[Saved data entries]
* * *

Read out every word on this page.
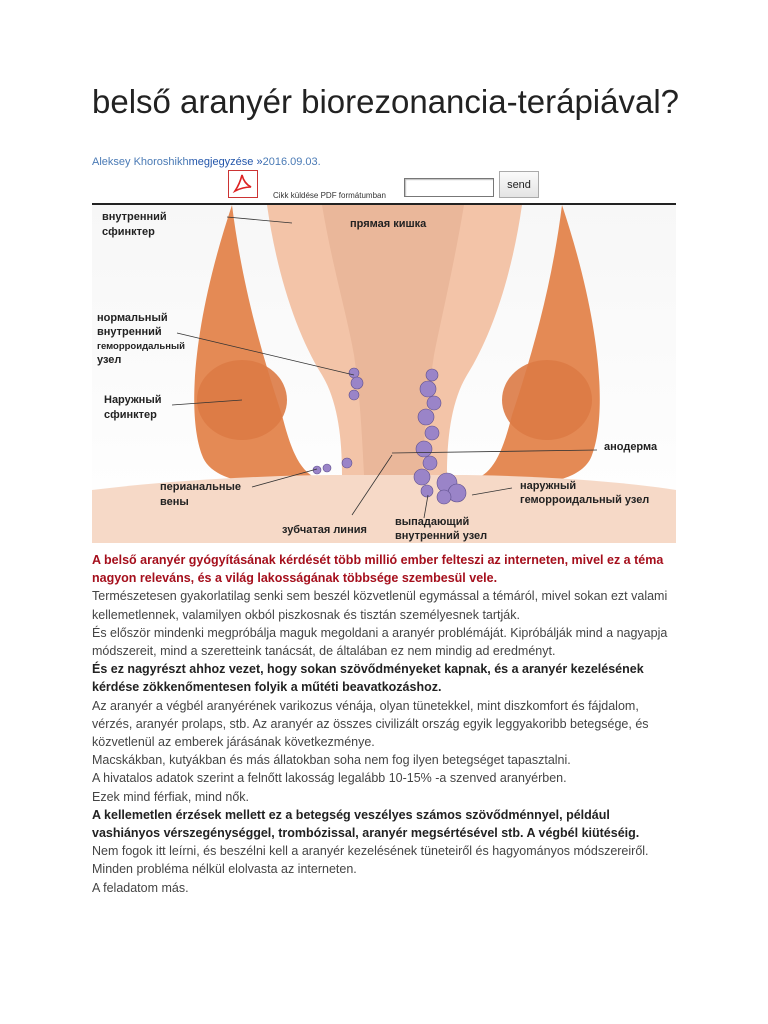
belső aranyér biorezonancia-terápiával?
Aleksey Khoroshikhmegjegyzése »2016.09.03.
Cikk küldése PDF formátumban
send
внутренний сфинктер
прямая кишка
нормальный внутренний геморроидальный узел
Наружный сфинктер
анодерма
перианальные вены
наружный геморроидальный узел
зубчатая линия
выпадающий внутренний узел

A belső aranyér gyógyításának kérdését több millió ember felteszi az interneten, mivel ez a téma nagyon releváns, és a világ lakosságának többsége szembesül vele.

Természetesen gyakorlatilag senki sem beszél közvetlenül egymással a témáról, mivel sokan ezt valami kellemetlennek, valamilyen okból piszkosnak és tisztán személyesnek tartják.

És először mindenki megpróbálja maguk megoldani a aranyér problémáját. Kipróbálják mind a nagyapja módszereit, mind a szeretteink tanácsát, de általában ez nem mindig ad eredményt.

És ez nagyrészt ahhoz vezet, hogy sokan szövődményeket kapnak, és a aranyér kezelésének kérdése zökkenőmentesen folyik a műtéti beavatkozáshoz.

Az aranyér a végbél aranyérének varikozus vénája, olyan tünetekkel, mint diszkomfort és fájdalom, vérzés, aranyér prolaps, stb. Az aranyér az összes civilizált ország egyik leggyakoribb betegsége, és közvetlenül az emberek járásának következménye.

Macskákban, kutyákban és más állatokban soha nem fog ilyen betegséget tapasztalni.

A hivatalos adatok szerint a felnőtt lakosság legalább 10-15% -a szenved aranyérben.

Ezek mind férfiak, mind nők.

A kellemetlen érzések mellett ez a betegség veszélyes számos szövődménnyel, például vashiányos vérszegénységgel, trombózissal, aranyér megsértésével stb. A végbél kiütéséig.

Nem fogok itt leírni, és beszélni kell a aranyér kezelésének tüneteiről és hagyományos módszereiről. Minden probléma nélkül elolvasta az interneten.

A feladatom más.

* * *

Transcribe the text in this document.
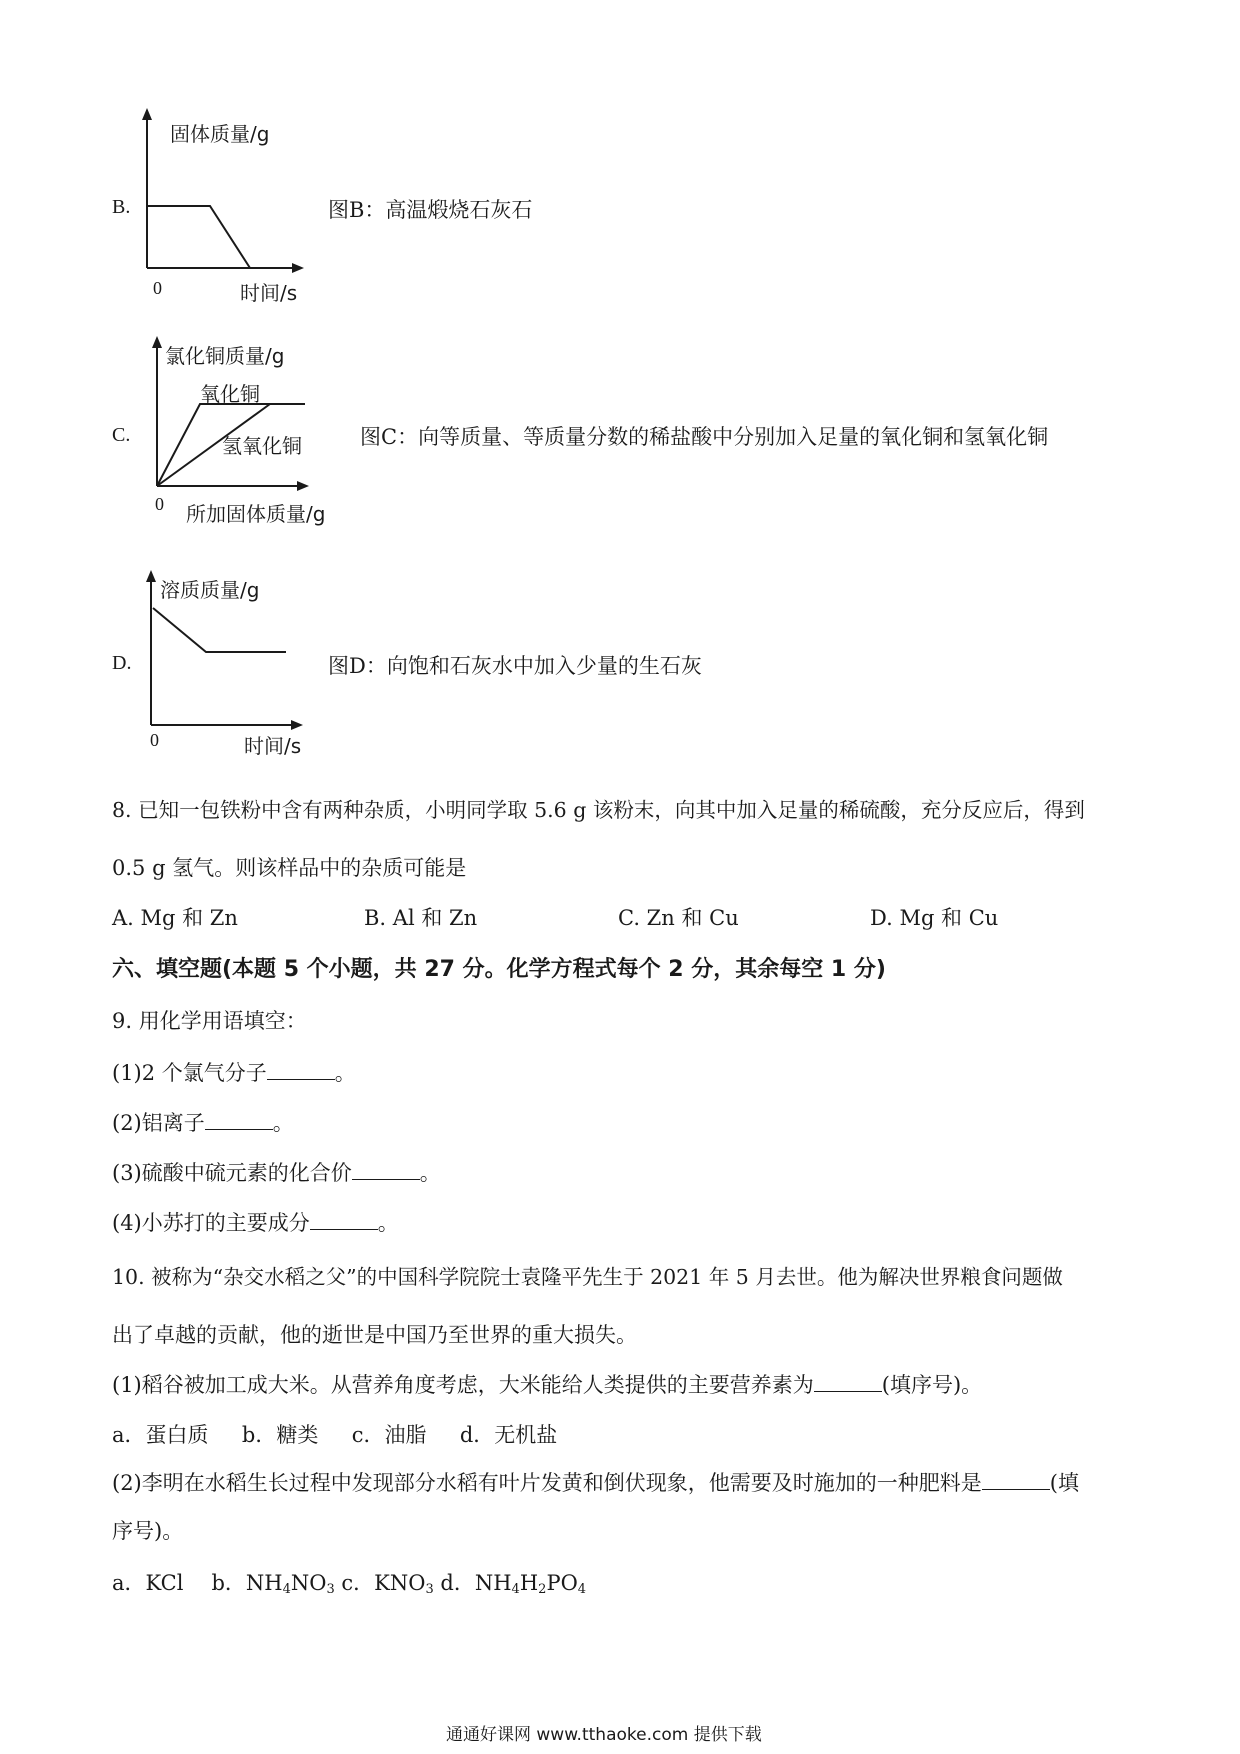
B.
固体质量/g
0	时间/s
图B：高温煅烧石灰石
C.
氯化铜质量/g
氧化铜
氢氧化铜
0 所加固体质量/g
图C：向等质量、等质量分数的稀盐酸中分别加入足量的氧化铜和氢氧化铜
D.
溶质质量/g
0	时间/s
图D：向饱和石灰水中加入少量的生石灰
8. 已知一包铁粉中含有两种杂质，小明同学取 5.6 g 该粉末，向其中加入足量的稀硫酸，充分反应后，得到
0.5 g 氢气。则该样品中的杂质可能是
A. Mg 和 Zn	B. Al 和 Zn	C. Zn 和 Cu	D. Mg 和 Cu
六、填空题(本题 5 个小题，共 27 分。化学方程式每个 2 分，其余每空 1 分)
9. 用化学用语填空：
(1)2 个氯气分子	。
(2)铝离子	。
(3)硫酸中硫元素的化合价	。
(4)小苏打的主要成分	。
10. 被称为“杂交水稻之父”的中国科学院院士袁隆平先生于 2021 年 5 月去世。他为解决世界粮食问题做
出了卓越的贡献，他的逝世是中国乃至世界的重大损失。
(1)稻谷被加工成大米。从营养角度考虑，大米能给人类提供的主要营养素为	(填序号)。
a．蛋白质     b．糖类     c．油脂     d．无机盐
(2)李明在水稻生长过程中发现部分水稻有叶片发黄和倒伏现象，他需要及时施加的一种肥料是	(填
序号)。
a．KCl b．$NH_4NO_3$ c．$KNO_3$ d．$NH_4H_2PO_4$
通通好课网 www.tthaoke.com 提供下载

* * *

Set exercise
Identify and extract each line of the listing that contains "sokan".

Finished task
Természetesen gyakorlatilag senki sem beszél közvetlenül egymással a témáról, mivel sokan ezt valami kellemetlennek, valamilyen okból piszkosnak és tisztán személyesnek tartják.
És ez nagyrészt ahhoz vezet, hogy sokan szövődményeket kapnak, és a aranyér kezelésének kérdése zökkenőmentesen folyik a műtéti beavatkozáshoz.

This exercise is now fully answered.